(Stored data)
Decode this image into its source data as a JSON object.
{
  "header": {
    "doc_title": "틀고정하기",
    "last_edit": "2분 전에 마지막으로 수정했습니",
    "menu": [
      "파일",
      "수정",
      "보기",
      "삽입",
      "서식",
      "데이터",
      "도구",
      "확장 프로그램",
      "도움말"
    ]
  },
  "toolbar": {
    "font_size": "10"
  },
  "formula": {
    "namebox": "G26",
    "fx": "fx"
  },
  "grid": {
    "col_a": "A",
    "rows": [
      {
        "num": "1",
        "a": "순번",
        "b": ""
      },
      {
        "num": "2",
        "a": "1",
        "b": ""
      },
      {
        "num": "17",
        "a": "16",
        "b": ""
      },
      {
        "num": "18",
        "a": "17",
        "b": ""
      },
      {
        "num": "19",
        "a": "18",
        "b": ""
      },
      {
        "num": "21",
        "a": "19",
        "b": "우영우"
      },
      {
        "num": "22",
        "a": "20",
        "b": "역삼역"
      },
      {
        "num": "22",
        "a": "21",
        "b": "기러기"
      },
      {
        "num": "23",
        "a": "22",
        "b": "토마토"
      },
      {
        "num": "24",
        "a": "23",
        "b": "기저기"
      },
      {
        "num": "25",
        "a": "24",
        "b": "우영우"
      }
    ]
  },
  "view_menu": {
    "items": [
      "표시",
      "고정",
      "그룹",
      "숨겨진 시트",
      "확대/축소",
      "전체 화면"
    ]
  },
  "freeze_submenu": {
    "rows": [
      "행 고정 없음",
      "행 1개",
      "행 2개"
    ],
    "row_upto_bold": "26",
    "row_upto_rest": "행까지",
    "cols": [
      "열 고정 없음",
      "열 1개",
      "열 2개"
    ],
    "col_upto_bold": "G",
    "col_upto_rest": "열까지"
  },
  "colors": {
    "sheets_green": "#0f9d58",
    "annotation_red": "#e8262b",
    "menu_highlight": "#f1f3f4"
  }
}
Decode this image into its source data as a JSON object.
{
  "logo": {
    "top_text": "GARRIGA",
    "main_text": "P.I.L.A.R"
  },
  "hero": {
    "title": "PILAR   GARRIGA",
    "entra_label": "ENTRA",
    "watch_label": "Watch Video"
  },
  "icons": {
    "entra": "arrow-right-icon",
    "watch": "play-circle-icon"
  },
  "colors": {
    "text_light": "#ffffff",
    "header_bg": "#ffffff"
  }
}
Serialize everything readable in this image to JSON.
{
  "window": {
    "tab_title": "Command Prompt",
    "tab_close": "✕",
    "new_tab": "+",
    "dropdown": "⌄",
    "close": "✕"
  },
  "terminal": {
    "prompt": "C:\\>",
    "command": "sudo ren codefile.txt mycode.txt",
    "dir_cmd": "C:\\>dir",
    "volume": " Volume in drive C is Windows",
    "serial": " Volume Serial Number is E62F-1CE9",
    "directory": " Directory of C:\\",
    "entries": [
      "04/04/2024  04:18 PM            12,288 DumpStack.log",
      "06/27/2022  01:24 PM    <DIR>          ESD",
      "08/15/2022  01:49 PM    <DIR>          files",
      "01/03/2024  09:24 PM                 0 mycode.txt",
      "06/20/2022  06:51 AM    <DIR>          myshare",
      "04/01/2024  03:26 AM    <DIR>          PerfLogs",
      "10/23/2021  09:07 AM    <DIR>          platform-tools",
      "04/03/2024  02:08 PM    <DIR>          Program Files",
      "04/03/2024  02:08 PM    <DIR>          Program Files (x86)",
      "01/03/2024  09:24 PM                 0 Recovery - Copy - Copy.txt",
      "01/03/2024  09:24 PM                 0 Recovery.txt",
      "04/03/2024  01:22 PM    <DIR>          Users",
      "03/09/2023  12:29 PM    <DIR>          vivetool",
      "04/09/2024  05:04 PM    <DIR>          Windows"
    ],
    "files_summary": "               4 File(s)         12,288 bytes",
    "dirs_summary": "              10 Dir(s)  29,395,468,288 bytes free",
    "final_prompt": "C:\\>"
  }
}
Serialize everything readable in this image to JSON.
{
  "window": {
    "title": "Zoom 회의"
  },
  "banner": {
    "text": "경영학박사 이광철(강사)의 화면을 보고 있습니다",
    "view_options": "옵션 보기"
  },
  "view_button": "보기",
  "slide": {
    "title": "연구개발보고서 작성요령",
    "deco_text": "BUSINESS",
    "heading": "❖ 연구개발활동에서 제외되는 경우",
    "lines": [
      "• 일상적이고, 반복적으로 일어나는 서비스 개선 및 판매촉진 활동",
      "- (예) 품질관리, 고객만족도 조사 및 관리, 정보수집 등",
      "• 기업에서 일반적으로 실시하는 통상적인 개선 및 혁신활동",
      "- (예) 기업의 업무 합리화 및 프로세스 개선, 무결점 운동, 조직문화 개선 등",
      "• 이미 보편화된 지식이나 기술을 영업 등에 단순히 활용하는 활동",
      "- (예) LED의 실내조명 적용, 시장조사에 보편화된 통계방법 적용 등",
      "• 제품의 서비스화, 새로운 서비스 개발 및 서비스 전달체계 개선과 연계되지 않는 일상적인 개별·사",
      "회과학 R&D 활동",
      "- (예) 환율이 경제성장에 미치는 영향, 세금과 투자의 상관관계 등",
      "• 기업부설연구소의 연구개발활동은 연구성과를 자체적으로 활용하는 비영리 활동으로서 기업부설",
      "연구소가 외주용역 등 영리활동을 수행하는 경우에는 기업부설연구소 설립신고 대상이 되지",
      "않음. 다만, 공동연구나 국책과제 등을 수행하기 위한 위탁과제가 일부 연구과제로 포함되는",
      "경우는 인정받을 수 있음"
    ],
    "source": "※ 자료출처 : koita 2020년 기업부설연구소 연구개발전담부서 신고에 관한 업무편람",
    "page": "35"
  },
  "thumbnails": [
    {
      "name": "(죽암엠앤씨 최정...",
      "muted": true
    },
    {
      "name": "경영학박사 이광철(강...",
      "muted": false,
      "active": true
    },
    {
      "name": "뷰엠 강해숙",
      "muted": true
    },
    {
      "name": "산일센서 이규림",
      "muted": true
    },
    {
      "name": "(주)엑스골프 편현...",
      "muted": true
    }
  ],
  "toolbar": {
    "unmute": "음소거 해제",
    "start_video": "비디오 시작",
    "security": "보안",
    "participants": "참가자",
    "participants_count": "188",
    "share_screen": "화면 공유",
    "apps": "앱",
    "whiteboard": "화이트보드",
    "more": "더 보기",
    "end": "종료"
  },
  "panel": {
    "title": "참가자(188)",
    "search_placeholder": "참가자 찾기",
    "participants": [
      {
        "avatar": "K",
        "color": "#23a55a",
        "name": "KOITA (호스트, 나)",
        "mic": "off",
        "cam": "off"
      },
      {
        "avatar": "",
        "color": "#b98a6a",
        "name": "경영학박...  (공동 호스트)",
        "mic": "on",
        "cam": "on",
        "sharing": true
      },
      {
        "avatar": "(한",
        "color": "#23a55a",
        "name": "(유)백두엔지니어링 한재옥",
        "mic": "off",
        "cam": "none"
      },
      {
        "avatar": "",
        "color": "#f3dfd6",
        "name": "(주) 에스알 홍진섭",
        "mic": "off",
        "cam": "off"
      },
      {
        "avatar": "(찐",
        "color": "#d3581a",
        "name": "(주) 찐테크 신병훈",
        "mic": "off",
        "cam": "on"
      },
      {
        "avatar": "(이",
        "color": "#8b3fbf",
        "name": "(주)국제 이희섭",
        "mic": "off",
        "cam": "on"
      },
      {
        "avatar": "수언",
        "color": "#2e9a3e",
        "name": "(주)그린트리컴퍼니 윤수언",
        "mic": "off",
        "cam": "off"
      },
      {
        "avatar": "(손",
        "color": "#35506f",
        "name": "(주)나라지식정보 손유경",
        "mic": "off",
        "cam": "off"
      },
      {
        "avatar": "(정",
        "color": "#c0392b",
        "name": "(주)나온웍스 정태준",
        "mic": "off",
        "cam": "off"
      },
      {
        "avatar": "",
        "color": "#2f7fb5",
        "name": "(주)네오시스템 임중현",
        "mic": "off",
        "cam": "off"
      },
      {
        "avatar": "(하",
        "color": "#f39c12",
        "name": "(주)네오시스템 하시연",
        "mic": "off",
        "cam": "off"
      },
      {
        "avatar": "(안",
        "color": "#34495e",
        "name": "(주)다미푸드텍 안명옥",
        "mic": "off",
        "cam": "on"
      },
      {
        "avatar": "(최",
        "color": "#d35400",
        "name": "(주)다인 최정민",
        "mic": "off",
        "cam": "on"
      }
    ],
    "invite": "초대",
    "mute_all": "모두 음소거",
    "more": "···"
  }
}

- _Do this_
Take every line that includes the string "GARRIGA" and copy it.

- _Written answer_
    "top_text": "GARRIGA",
    "title": "PILAR   GARRIGA",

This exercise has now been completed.